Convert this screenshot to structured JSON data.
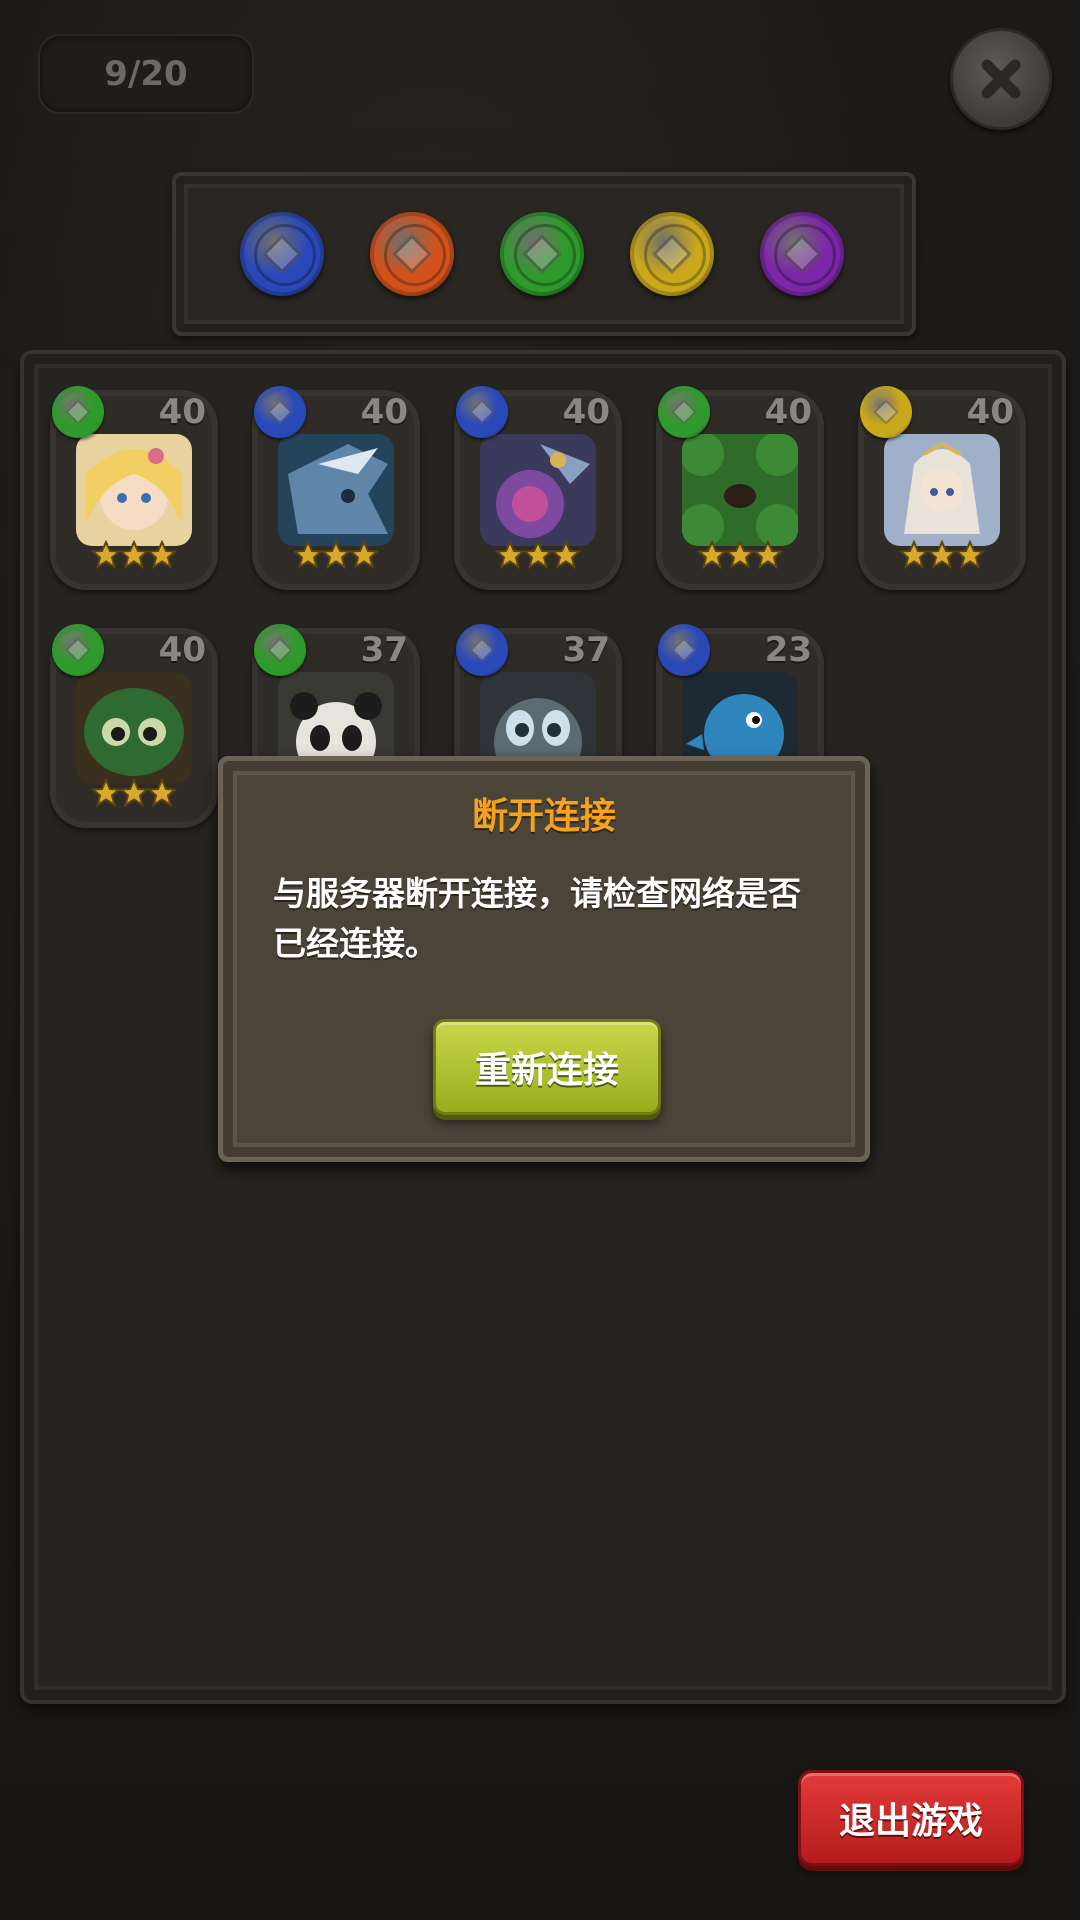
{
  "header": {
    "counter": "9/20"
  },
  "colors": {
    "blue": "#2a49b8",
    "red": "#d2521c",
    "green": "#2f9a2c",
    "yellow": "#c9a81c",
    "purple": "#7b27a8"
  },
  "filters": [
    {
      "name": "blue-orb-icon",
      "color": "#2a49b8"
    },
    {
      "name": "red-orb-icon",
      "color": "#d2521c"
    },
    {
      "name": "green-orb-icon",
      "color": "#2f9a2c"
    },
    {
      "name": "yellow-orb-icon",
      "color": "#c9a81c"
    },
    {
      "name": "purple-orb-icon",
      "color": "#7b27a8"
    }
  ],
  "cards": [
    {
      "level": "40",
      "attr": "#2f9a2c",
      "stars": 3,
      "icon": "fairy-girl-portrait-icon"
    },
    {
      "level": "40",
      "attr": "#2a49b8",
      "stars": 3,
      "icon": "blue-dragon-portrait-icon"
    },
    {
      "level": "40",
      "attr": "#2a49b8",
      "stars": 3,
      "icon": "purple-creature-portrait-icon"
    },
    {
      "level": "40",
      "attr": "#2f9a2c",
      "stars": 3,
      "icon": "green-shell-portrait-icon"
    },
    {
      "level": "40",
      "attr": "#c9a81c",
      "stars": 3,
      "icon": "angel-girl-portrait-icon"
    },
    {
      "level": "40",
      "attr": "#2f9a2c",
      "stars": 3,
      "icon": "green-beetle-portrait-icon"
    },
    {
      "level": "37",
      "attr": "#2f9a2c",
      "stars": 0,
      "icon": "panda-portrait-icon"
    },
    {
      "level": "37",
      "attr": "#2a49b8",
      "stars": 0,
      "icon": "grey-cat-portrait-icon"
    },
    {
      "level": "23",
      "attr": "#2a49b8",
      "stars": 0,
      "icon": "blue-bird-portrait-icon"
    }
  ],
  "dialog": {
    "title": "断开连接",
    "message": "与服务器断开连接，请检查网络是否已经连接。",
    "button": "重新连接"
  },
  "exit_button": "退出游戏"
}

---

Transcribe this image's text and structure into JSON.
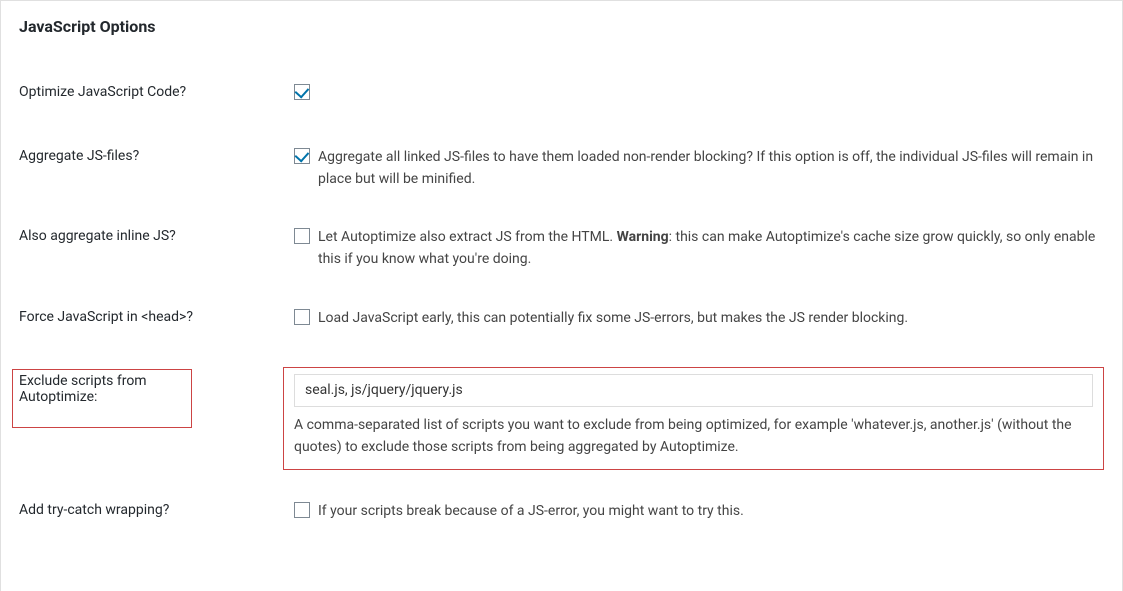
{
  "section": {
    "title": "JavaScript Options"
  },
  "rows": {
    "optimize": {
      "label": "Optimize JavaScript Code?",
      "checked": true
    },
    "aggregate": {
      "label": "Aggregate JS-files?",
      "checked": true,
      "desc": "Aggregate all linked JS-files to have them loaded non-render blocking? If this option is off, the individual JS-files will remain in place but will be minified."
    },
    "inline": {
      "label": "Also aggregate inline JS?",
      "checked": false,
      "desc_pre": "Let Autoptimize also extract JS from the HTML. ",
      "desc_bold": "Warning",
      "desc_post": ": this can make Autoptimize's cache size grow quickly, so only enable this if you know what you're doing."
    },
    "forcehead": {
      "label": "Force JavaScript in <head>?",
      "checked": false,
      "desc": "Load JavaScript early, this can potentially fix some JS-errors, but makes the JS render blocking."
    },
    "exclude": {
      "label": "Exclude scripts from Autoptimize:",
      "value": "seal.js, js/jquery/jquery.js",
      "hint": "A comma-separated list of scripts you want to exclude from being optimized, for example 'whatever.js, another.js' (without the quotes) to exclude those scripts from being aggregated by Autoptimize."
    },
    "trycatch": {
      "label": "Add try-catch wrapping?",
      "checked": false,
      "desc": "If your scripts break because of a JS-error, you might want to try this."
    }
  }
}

• GIVEN TASK
In the records above, find each line that holds the word "name"; copy all such lines.

• EXERCISE RESPONSE
      "name": "blue-orb-icon",
      "name": "red-orb-icon",
      "name": "green-orb-icon",
      "name": "yellow-orb-icon",
      "name": "purple-orb-icon",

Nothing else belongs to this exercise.